## [Stated task]
Report, as a bare number, how many lines of the material below contain the word "right".

── Task input ──

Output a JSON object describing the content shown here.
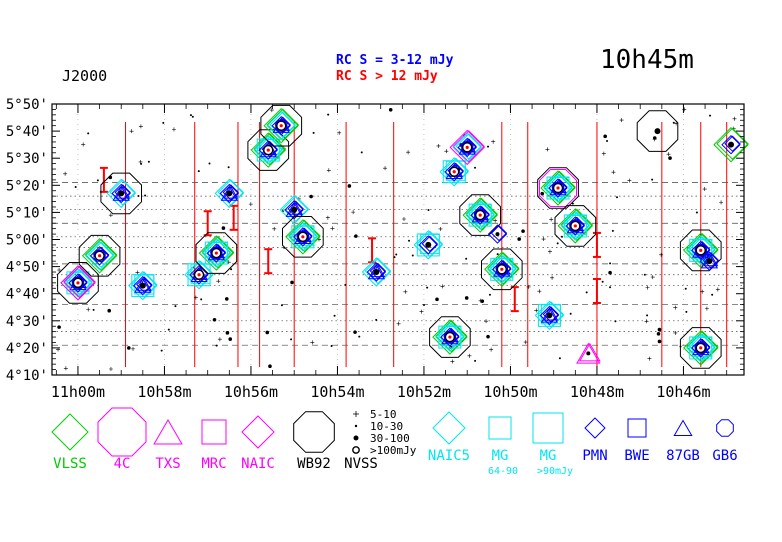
{
  "header": {
    "epoch": "J2000",
    "title": "10h45m",
    "legend_line_blue": "RC S = 3-12 mJy",
    "legend_line_red": "RC S > 12 mJy"
  },
  "colors": {
    "vlss": "#00cc00",
    "magenta": "#ff00ff",
    "black": "#000000",
    "cyan": "#00e5ee",
    "blue": "#0000ff",
    "red": "#ff0000",
    "grid": "#444444"
  },
  "chart_data": {
    "type": "scatter",
    "title": "10h45m",
    "epoch": "J2000",
    "x_axis": {
      "quantity": "right ascension (hours, minutes)",
      "range_minutes": [
        44.6,
        60.6
      ],
      "direction": "decreasing to the right",
      "tick_labels": [
        {
          "min": 60,
          "text": "11h00m"
        },
        {
          "min": 58,
          "text": "10h58m"
        },
        {
          "min": 56,
          "text": "10h56m"
        },
        {
          "min": 54,
          "text": "10h54m"
        },
        {
          "min": 52,
          "text": "10h52m"
        },
        {
          "min": 50,
          "text": "10h50m"
        },
        {
          "min": 48,
          "text": "10h48m"
        },
        {
          "min": 46,
          "text": "10h46m"
        }
      ]
    },
    "y_axis": {
      "quantity": "declination (arcmin above 4°00')",
      "range_arcmin": [
        10,
        110
      ],
      "tick_labels": [
        {
          "arcmin": 110,
          "text": "5°50'"
        },
        {
          "arcmin": 100,
          "text": "5°40'"
        },
        {
          "arcmin": 90,
          "text": "5°30'"
        },
        {
          "arcmin": 80,
          "text": "5°20'"
        },
        {
          "arcmin": 70,
          "text": "5°10'"
        },
        {
          "arcmin": 60,
          "text": "5°00'"
        },
        {
          "arcmin": 50,
          "text": "4°50'"
        },
        {
          "arcmin": 40,
          "text": "4°40'"
        },
        {
          "arcmin": 30,
          "text": "4°30'"
        },
        {
          "arcmin": 20,
          "text": "4°20'"
        },
        {
          "arcmin": 10,
          "text": "4°10'"
        }
      ]
    },
    "scan_lines_arcmin": [
      21,
      26,
      30,
      36,
      43,
      47,
      51,
      57,
      61,
      66,
      71,
      76,
      81
    ],
    "sources": [
      {
        "ra": 60.0,
        "dec": 44,
        "catalogs": [
          "VLSS",
          "WB92",
          "NAIC5",
          "MG",
          "PMN",
          "87GB",
          "GB6",
          "NAIC"
        ],
        "nvss": 4
      },
      {
        "ra": 59.5,
        "dec": 54,
        "catalogs": [
          "VLSS",
          "WB92",
          "NAIC5",
          "PMN",
          "GB6"
        ],
        "nvss": 4
      },
      {
        "ra": 59.0,
        "dec": 77,
        "catalogs": [
          "WB92",
          "NAIC5",
          "PMN",
          "87GB"
        ],
        "nvss": 3
      },
      {
        "ra": 58.5,
        "dec": 43,
        "catalogs": [
          "NAIC5",
          "MG",
          "PMN",
          "87GB"
        ],
        "nvss": 3
      },
      {
        "ra": 57.2,
        "dec": 47,
        "catalogs": [
          "NAIC5",
          "MG",
          "PMN",
          "87GB"
        ],
        "nvss": 4
      },
      {
        "ra": 56.8,
        "dec": 55,
        "catalogs": [
          "VLSS",
          "WB92",
          "NAIC5",
          "MG",
          "PMN",
          "87GB",
          "GB6"
        ],
        "nvss": 4
      },
      {
        "ra": 56.5,
        "dec": 77,
        "catalogs": [
          "NAIC5",
          "PMN",
          "87GB"
        ],
        "nvss": 3
      },
      {
        "ra": 55.6,
        "dec": 93,
        "catalogs": [
          "VLSS",
          "WB92",
          "NAIC5",
          "MG",
          "PMN",
          "87GB"
        ],
        "nvss": 4
      },
      {
        "ra": 55.3,
        "dec": 102,
        "catalogs": [
          "VLSS",
          "WB92",
          "NAIC5",
          "PMN",
          "87GB",
          "GB6"
        ],
        "nvss": 4
      },
      {
        "ra": 55.0,
        "dec": 71,
        "catalogs": [
          "NAIC5",
          "PMN",
          "87GB"
        ],
        "nvss": 3
      },
      {
        "ra": 54.8,
        "dec": 61,
        "catalogs": [
          "VLSS",
          "WB92",
          "NAIC5",
          "MG",
          "PMN",
          "87GB",
          "GB6"
        ],
        "nvss": 4
      },
      {
        "ra": 53.1,
        "dec": 48,
        "catalogs": [
          "NAIC5",
          "PMN",
          "87GB"
        ],
        "nvss": 3
      },
      {
        "ra": 51.9,
        "dec": 58,
        "catalogs": [
          "MG",
          "NAIC5",
          "PMN"
        ],
        "nvss": 3
      },
      {
        "ra": 51.4,
        "dec": 24,
        "catalogs": [
          "VLSS",
          "WB92",
          "NAIC5",
          "MG",
          "PMN",
          "87GB",
          "GB6"
        ],
        "nvss": 4
      },
      {
        "ra": 51.3,
        "dec": 85,
        "catalogs": [
          "NAIC5",
          "MG",
          "PMN",
          "87GB"
        ],
        "nvss": 4
      },
      {
        "ra": 51.0,
        "dec": 94,
        "catalogs": [
          "NAIC",
          "NAIC5",
          "PMN",
          "87GB",
          "GB6"
        ],
        "nvss": 4
      },
      {
        "ra": 50.7,
        "dec": 69,
        "catalogs": [
          "VLSS",
          "WB92",
          "NAIC5",
          "MG",
          "PMN",
          "87GB",
          "GB6"
        ],
        "nvss": 4
      },
      {
        "ra": 50.3,
        "dec": 62,
        "catalogs": [
          "PMN"
        ],
        "nvss": 2
      },
      {
        "ra": 50.2,
        "dec": 49,
        "catalogs": [
          "VLSS",
          "WB92",
          "NAIC5",
          "MG",
          "PMN",
          "87GB",
          "GB6"
        ],
        "nvss": 4
      },
      {
        "ra": 49.1,
        "dec": 32,
        "catalogs": [
          "NAIC5",
          "MG",
          "PMN",
          "87GB"
        ],
        "nvss": 3
      },
      {
        "ra": 48.9,
        "dec": 79,
        "catalogs": [
          "VLSS",
          "WB92",
          "NAIC5",
          "MG",
          "PMN",
          "87GB",
          "GB6",
          "4C"
        ],
        "nvss": 4
      },
      {
        "ra": 48.5,
        "dec": 65,
        "catalogs": [
          "WB92",
          "VLSS",
          "NAIC5",
          "MG",
          "PMN",
          "87GB",
          "GB6"
        ],
        "nvss": 4
      },
      {
        "ra": 48.2,
        "dec": 18,
        "catalogs": [
          "TXS"
        ],
        "nvss": 2
      },
      {
        "ra": 46.6,
        "dec": 100,
        "catalogs": [
          "WB92"
        ],
        "nvss": 3
      },
      {
        "ra": 45.6,
        "dec": 56,
        "catalogs": [
          "VLSS",
          "WB92",
          "NAIC5",
          "MG",
          "PMN",
          "87GB",
          "GB6"
        ],
        "nvss": 4
      },
      {
        "ra": 45.6,
        "dec": 20,
        "catalogs": [
          "VLSS",
          "WB92",
          "NAIC5",
          "MG",
          "PMN",
          "87GB",
          "GB6"
        ],
        "nvss": 4
      },
      {
        "ra": 45.4,
        "dec": 52,
        "catalogs": [
          "PMN",
          "87GB"
        ],
        "nvss": 3
      },
      {
        "ra": 44.9,
        "dec": 95,
        "catalogs": [
          "VLSS",
          "PMN"
        ],
        "nvss": 3
      }
    ],
    "legend": {
      "symbols": [
        {
          "name": "VLSS",
          "shape": "diamond",
          "color": "green"
        },
        {
          "name": "4C",
          "shape": "octagon",
          "color": "magenta"
        },
        {
          "name": "TXS",
          "shape": "triangle",
          "color": "magenta"
        },
        {
          "name": "MRC",
          "shape": "square",
          "color": "magenta"
        },
        {
          "name": "NAIC",
          "shape": "diamond",
          "color": "magenta"
        },
        {
          "name": "WB92",
          "shape": "octagon",
          "color": "black"
        },
        {
          "name": "NAIC5",
          "shape": "diamond",
          "color": "cyan"
        },
        {
          "name": "MG",
          "shape": "square",
          "color": "cyan",
          "note": "64-90"
        },
        {
          "name": "MG",
          "shape": "square-large",
          "color": "cyan",
          "note": ">90mJy"
        },
        {
          "name": "PMN",
          "shape": "diamond",
          "color": "blue"
        },
        {
          "name": "BWE",
          "shape": "square",
          "color": "blue"
        },
        {
          "name": "87GB",
          "shape": "triangle",
          "color": "blue"
        },
        {
          "name": "GB6",
          "shape": "octagon",
          "color": "blue"
        }
      ],
      "nvss": [
        "5-10",
        "10-30",
        "30-100",
        ">100mJy"
      ],
      "nvss_title": "NVSS",
      "mg_notes": [
        "64-90",
        ">90mJy"
      ]
    }
  }
}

───

## [Completed task]
2